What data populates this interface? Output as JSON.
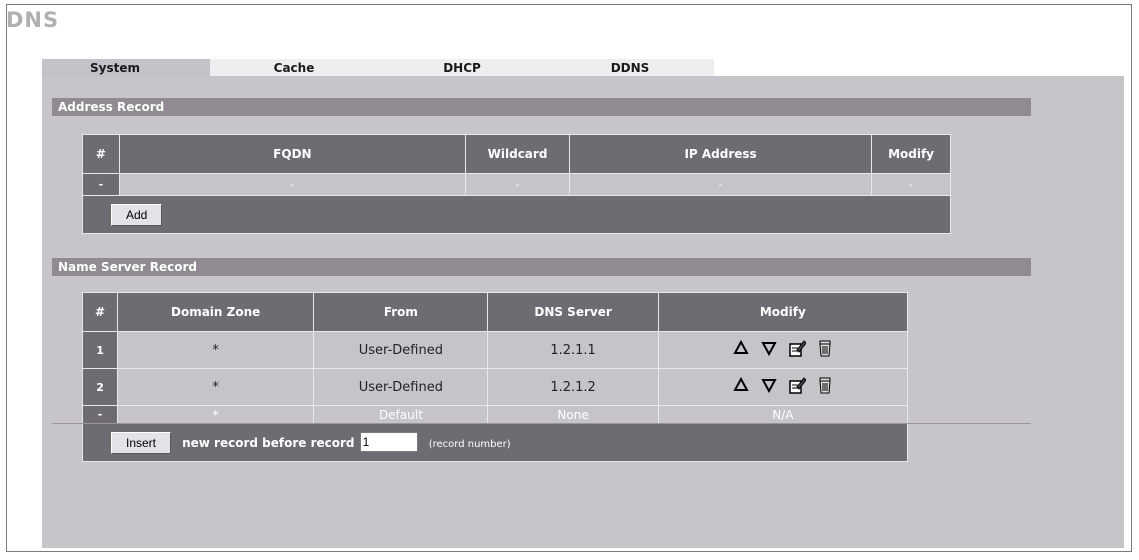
{
  "page": {
    "title": "DNS"
  },
  "tabs": [
    "System",
    "Cache",
    "DHCP",
    "DDNS"
  ],
  "address_record": {
    "title": "Address Record",
    "headers": [
      "#",
      "FQDN",
      "Wildcard",
      "IP Address",
      "Modify"
    ],
    "rows": [
      [
        "-",
        "-",
        "-",
        "-",
        "-"
      ]
    ],
    "add_label": "Add"
  },
  "name_server_record": {
    "title": "Name Server Record",
    "headers": [
      "#",
      "Domain Zone",
      "From",
      "DNS Server",
      "Modify"
    ],
    "rows": [
      {
        "num": "1",
        "zone": "*",
        "from": "User-Defined",
        "server": "1.2.1.1",
        "modify": "icons"
      },
      {
        "num": "2",
        "zone": "*",
        "from": "User-Defined",
        "server": "1.2.1.2",
        "modify": "icons"
      },
      {
        "num": "-",
        "zone": "*",
        "from": "Default",
        "server": "None",
        "modify": "N/A"
      }
    ],
    "insert_label": "Insert",
    "insert_text": "new record before record",
    "insert_value": "1",
    "insert_hint": "(record number)"
  },
  "icons": {
    "up": "move-up-icon",
    "down": "move-down-icon",
    "edit": "edit-icon",
    "delete": "delete-icon"
  }
}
■ ■ ■
- _Work to be completed_
Strip the images and reproduce the remaining records precisely.

- _Written response_
What data populates this interface? Output as JSON.
{
  "page": {
    "title": "DNS"
  },
  "tabs": [
    "System",
    "Cache",
    "DHCP",
    "DDNS"
  ],
  "address_record": {
    "title": "Address Record",
    "headers": [
      "#",
      "FQDN",
      "Wildcard",
      "IP Address",
      "Modify"
    ],
    "rows": [
      [
        "-",
        "-",
        "-",
        "-",
        "-"
      ]
    ],
    "add_label": "Add"
  },
  "name_server_record": {
    "title": "Name Server Record",
    "headers": [
      "#",
      "Domain Zone",
      "From",
      "DNS Server",
      "Modify"
    ],
    "rows": [
      {
        "num": "1",
        "zone": "*",
        "from": "User-Defined",
        "server": "1.2.1.1",
        "modify": "icons"
      },
      {
        "num": "2",
        "zone": "*",
        "from": "User-Defined",
        "server": "1.2.1.2",
        "modify": "icons"
      },
      {
        "num": "-",
        "zone": "*",
        "from": "Default",
        "server": "None",
        "modify": "N/A"
      }
    ],
    "insert_label": "Insert",
    "insert_text": "new record before record",
    "insert_value": "1",
    "insert_hint": "(record number)"
  },
  "icons": {
    "up": "move-up-icon",
    "down": "move-down-icon",
    "edit": "edit-icon",
    "delete": "delete-icon"
  }
}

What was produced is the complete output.